State the number of lines below in which the word "JSON" appears. Nothing else belongs in the answer.

- - - -

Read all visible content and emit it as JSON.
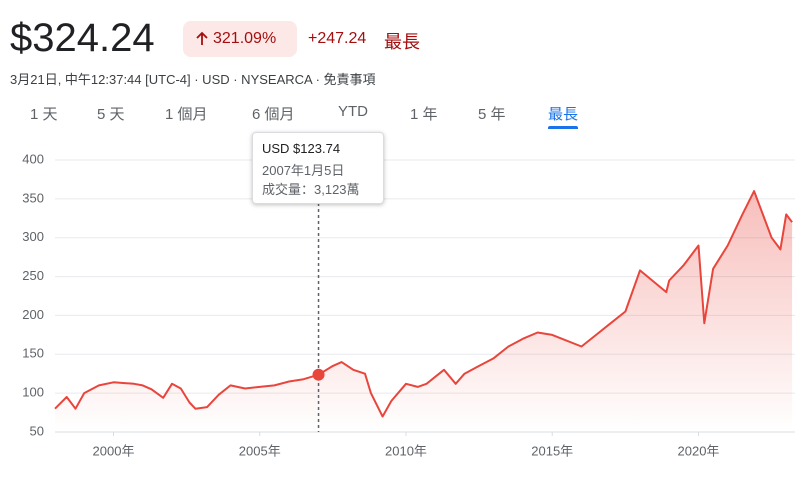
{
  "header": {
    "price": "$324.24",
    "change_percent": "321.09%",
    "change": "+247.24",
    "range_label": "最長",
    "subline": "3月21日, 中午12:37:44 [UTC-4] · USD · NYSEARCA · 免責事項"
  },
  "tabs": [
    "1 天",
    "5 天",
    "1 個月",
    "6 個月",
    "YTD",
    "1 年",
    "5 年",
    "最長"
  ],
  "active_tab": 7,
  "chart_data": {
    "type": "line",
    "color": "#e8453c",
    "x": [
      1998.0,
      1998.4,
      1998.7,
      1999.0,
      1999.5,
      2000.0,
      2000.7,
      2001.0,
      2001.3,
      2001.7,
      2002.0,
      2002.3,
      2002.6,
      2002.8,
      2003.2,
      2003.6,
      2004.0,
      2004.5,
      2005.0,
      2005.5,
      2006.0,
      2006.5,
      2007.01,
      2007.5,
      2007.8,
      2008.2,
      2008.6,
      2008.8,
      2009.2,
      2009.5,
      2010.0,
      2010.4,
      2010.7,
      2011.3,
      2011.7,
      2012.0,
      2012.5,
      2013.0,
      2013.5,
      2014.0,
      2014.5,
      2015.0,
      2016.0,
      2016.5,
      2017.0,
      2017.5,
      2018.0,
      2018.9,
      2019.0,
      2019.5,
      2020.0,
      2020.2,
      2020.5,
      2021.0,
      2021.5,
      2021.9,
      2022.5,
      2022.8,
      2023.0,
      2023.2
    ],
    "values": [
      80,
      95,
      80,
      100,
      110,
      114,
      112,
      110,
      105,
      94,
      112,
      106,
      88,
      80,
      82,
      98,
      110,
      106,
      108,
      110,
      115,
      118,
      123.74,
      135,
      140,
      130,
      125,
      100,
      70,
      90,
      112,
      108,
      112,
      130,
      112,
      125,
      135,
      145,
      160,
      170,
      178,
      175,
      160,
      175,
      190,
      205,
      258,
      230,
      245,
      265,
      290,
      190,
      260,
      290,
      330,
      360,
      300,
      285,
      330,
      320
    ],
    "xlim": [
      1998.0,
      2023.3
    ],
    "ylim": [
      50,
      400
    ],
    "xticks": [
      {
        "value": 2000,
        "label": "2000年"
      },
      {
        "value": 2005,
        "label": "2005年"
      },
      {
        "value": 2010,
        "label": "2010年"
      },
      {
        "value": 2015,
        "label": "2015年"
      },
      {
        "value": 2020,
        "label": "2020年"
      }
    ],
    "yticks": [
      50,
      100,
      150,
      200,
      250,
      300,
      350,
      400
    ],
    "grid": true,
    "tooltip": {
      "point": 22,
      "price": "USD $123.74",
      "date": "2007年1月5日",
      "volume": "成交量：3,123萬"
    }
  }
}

- - - -

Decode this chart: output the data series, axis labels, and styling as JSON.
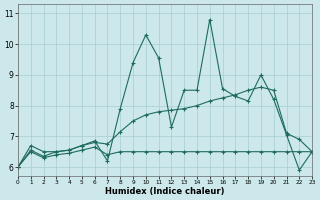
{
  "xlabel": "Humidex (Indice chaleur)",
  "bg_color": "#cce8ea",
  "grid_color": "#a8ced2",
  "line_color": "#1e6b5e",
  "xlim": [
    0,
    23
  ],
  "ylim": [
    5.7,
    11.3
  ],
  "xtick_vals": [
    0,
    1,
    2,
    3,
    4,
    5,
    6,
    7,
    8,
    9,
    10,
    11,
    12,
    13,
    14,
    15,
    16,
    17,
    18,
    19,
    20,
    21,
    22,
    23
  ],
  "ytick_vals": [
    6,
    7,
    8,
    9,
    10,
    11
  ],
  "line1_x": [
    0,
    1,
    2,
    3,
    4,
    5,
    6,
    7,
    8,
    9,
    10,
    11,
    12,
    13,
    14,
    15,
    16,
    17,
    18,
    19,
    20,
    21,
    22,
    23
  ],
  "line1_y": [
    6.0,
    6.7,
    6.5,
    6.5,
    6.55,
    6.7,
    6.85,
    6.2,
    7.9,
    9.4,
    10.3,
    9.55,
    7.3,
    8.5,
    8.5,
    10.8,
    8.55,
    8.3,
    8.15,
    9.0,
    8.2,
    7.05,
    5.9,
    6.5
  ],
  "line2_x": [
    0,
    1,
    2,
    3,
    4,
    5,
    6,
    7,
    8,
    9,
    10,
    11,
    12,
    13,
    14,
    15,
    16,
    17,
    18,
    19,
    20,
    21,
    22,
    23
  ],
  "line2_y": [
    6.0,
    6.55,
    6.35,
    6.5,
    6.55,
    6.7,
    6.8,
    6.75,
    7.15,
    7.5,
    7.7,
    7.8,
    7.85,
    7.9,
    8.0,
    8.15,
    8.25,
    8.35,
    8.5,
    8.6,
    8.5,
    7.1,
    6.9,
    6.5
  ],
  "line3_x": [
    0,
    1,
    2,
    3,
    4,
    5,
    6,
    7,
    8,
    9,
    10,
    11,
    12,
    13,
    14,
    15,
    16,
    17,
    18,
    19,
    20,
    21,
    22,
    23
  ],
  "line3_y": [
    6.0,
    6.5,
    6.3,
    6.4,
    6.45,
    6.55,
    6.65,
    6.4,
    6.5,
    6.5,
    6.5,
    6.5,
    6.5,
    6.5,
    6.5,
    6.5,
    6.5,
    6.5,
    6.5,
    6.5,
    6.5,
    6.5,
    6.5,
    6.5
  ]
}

- - - -

== Result for this task ==
2